Required work
Pictures should be excluded; otherwise, copy every entry exactly.

Supplied material
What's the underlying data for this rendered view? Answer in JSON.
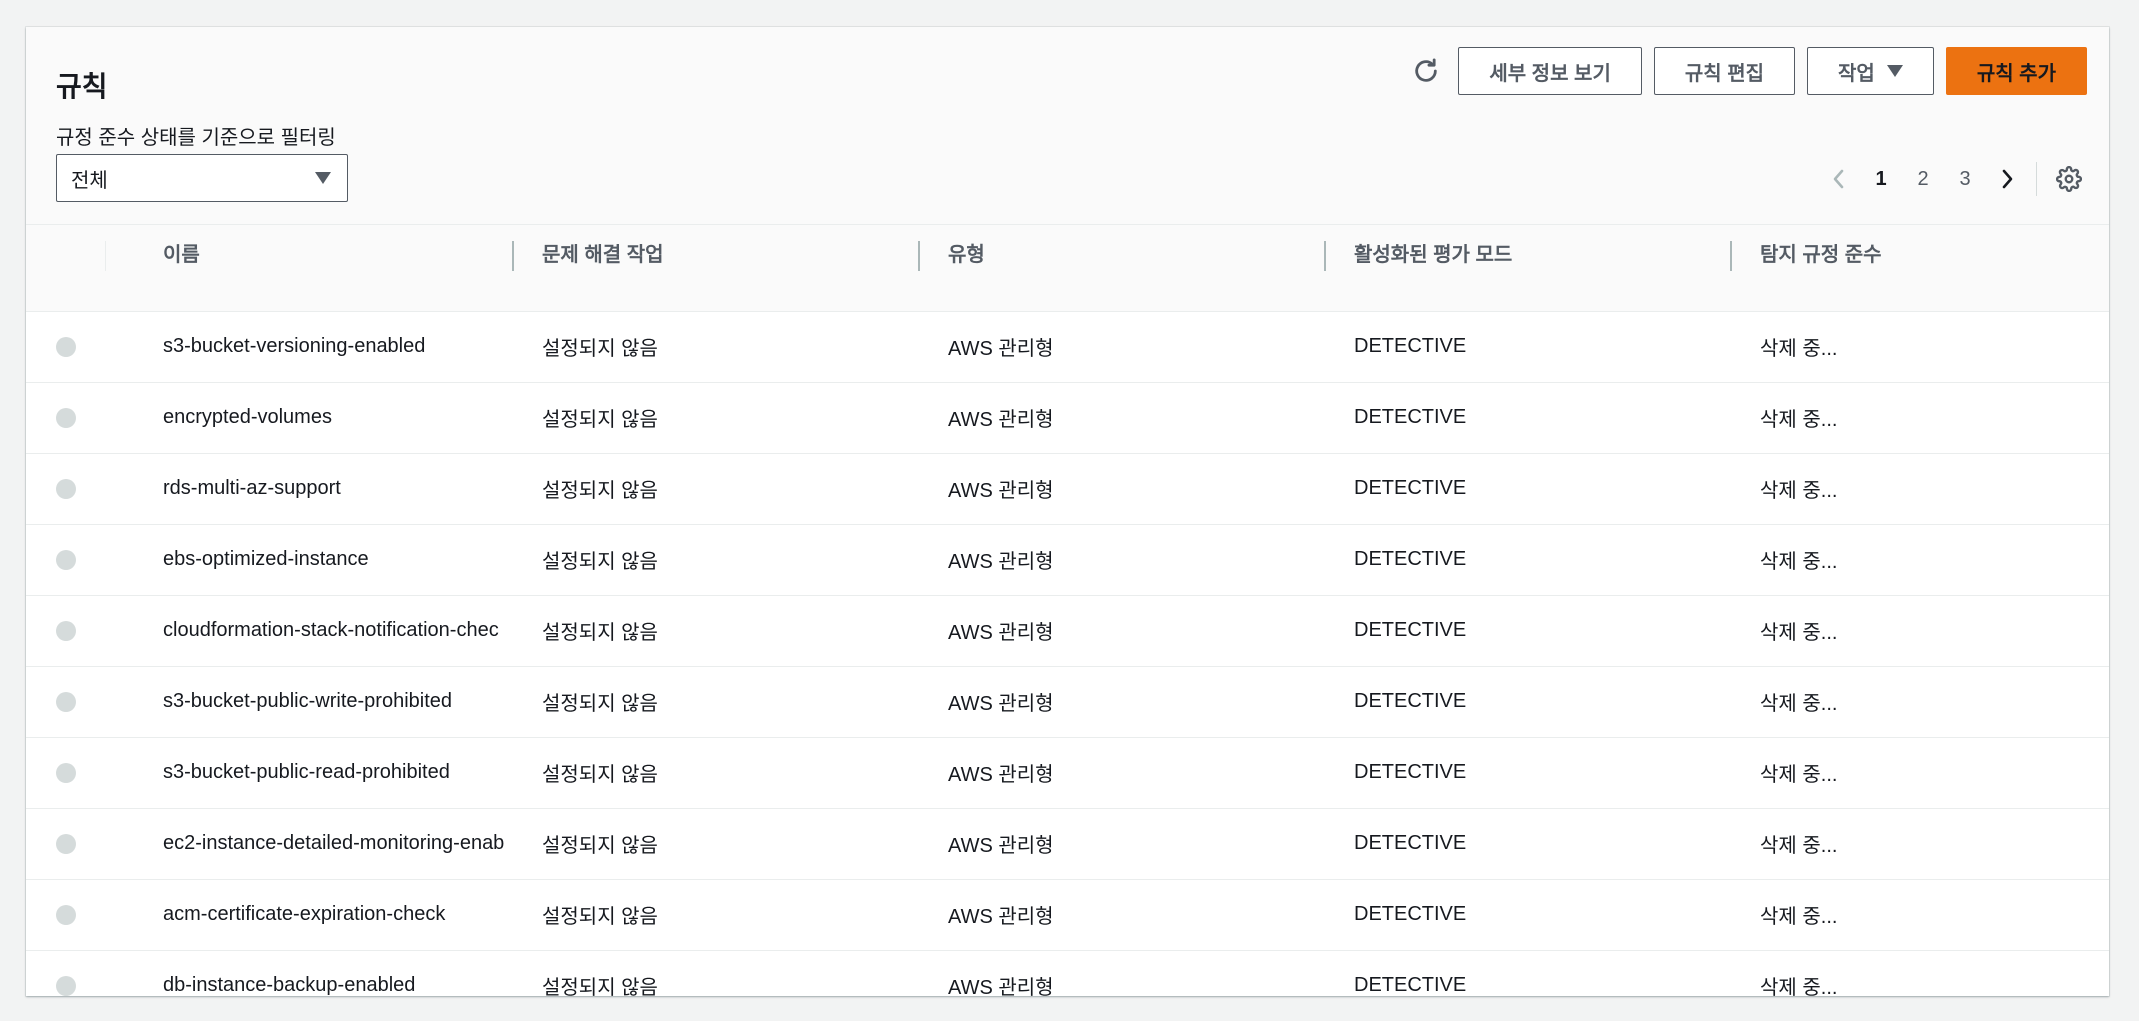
{
  "header": {
    "title": "규칙",
    "filter_label": "규정 준수 상태를 기준으로 필터링",
    "filter_value": "전체"
  },
  "toolbar": {
    "refresh_icon": "refresh-icon",
    "details_label": "세부 정보 보기",
    "edit_label": "규칙 편집",
    "actions_label": "작업",
    "add_label": "규칙 추가",
    "accent_color": "#ec7211"
  },
  "pagination": {
    "pages": [
      "1",
      "2",
      "3"
    ],
    "current": "1"
  },
  "table": {
    "columns": [
      "이름",
      "문제 해결 작업",
      "유형",
      "활성화된 평가 모드",
      "탐지 규정 준수"
    ],
    "rows": [
      {
        "name": "s3-bucket-versioning-enabled",
        "remediation": "설정되지 않음",
        "type": "AWS 관리형",
        "mode": "DETECTIVE",
        "compliance": "삭제 중..."
      },
      {
        "name": "encrypted-volumes",
        "remediation": "설정되지 않음",
        "type": "AWS 관리형",
        "mode": "DETECTIVE",
        "compliance": "삭제 중..."
      },
      {
        "name": "rds-multi-az-support",
        "remediation": "설정되지 않음",
        "type": "AWS 관리형",
        "mode": "DETECTIVE",
        "compliance": "삭제 중..."
      },
      {
        "name": "ebs-optimized-instance",
        "remediation": "설정되지 않음",
        "type": "AWS 관리형",
        "mode": "DETECTIVE",
        "compliance": "삭제 중..."
      },
      {
        "name": "cloudformation-stack-notification-chec",
        "remediation": "설정되지 않음",
        "type": "AWS 관리형",
        "mode": "DETECTIVE",
        "compliance": "삭제 중..."
      },
      {
        "name": "s3-bucket-public-write-prohibited",
        "remediation": "설정되지 않음",
        "type": "AWS 관리형",
        "mode": "DETECTIVE",
        "compliance": "삭제 중..."
      },
      {
        "name": "s3-bucket-public-read-prohibited",
        "remediation": "설정되지 않음",
        "type": "AWS 관리형",
        "mode": "DETECTIVE",
        "compliance": "삭제 중..."
      },
      {
        "name": "ec2-instance-detailed-monitoring-enab",
        "remediation": "설정되지 않음",
        "type": "AWS 관리형",
        "mode": "DETECTIVE",
        "compliance": "삭제 중..."
      },
      {
        "name": "acm-certificate-expiration-check",
        "remediation": "설정되지 않음",
        "type": "AWS 관리형",
        "mode": "DETECTIVE",
        "compliance": "삭제 중..."
      },
      {
        "name": "db-instance-backup-enabled",
        "remediation": "설정되지 않음",
        "type": "AWS 관리형",
        "mode": "DETECTIVE",
        "compliance": "삭제 중..."
      }
    ]
  }
}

Worked solution
What's the underlying data for this rendered view? Answer in JSON.
{
  "header": {
    "title": "규칙",
    "filter_label": "규정 준수 상태를 기준으로 필터링",
    "filter_value": "전체"
  },
  "toolbar": {
    "refresh_icon": "refresh-icon",
    "details_label": "세부 정보 보기",
    "edit_label": "규칙 편집",
    "actions_label": "작업",
    "add_label": "규칙 추가",
    "accent_color": "#ec7211"
  },
  "pagination": {
    "pages": [
      "1",
      "2",
      "3"
    ],
    "current": "1"
  },
  "table": {
    "columns": [
      "이름",
      "문제 해결 작업",
      "유형",
      "활성화된 평가 모드",
      "탐지 규정 준수"
    ],
    "rows": [
      {
        "name": "s3-bucket-versioning-enabled",
        "remediation": "설정되지 않음",
        "type": "AWS 관리형",
        "mode": "DETECTIVE",
        "compliance": "삭제 중..."
      },
      {
        "name": "encrypted-volumes",
        "remediation": "설정되지 않음",
        "type": "AWS 관리형",
        "mode": "DETECTIVE",
        "compliance": "삭제 중..."
      },
      {
        "name": "rds-multi-az-support",
        "remediation": "설정되지 않음",
        "type": "AWS 관리형",
        "mode": "DETECTIVE",
        "compliance": "삭제 중..."
      },
      {
        "name": "ebs-optimized-instance",
        "remediation": "설정되지 않음",
        "type": "AWS 관리형",
        "mode": "DETECTIVE",
        "compliance": "삭제 중..."
      },
      {
        "name": "cloudformation-stack-notification-chec",
        "remediation": "설정되지 않음",
        "type": "AWS 관리형",
        "mode": "DETECTIVE",
        "compliance": "삭제 중..."
      },
      {
        "name": "s3-bucket-public-write-prohibited",
        "remediation": "설정되지 않음",
        "type": "AWS 관리형",
        "mode": "DETECTIVE",
        "compliance": "삭제 중..."
      },
      {
        "name": "s3-bucket-public-read-prohibited",
        "remediation": "설정되지 않음",
        "type": "AWS 관리형",
        "mode": "DETECTIVE",
        "compliance": "삭제 중..."
      },
      {
        "name": "ec2-instance-detailed-monitoring-enab",
        "remediation": "설정되지 않음",
        "type": "AWS 관리형",
        "mode": "DETECTIVE",
        "compliance": "삭제 중..."
      },
      {
        "name": "acm-certificate-expiration-check",
        "remediation": "설정되지 않음",
        "type": "AWS 관리형",
        "mode": "DETECTIVE",
        "compliance": "삭제 중..."
      },
      {
        "name": "db-instance-backup-enabled",
        "remediation": "설정되지 않음",
        "type": "AWS 관리형",
        "mode": "DETECTIVE",
        "compliance": "삭제 중..."
      }
    ]
  }
}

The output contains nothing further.